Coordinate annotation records
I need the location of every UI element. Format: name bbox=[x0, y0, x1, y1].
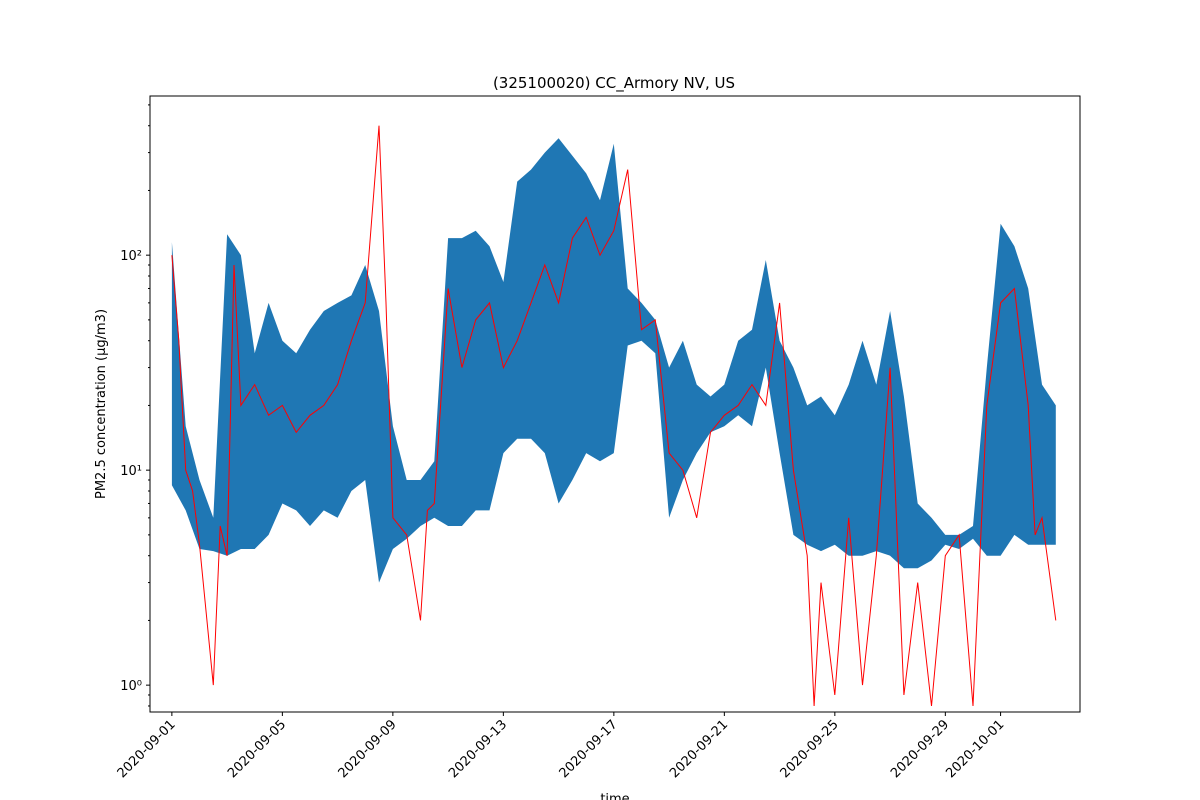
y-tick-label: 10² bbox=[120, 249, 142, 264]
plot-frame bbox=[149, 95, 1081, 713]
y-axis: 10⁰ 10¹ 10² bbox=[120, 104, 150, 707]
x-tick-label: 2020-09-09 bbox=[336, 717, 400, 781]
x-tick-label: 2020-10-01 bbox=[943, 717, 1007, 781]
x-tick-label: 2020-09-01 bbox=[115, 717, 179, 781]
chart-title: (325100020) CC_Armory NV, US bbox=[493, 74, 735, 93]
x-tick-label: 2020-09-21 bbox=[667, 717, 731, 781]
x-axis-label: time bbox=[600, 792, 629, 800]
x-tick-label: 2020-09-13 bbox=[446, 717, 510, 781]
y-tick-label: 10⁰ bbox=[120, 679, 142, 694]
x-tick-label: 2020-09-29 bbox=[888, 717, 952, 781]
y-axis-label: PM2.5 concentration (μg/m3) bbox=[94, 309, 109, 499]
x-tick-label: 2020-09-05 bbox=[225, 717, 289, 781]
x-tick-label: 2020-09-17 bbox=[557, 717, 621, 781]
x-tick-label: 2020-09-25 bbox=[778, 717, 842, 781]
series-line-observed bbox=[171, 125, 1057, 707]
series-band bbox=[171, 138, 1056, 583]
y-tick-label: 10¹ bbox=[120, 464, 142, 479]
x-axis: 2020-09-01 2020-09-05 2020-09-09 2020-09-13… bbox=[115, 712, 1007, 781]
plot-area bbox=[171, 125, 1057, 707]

> **What you need to do**
Echo the lines above, starting at the line containing "y-tick-label: 10² bbox=[120, 249, 142, 264]" and stopping after the line containing "x-axis-label: time bbox=[600, 792, 629, 800]", with both of those lines included.

> **Right answer**
y-tick-label: 10² bbox=[120, 249, 142, 264]
plot-frame bbox=[149, 95, 1081, 713]
y-axis: 10⁰ 10¹ 10² bbox=[120, 104, 150, 707]
x-tick-label: 2020-09-09 bbox=[336, 717, 400, 781]
x-tick-label: 2020-10-01 bbox=[943, 717, 1007, 781]
x-tick-label: 2020-09-01 bbox=[115, 717, 179, 781]
chart-title: (325100020) CC_Armory NV, US bbox=[493, 74, 735, 93]
x-tick-label: 2020-09-21 bbox=[667, 717, 731, 781]
x-axis-label: time bbox=[600, 792, 629, 800]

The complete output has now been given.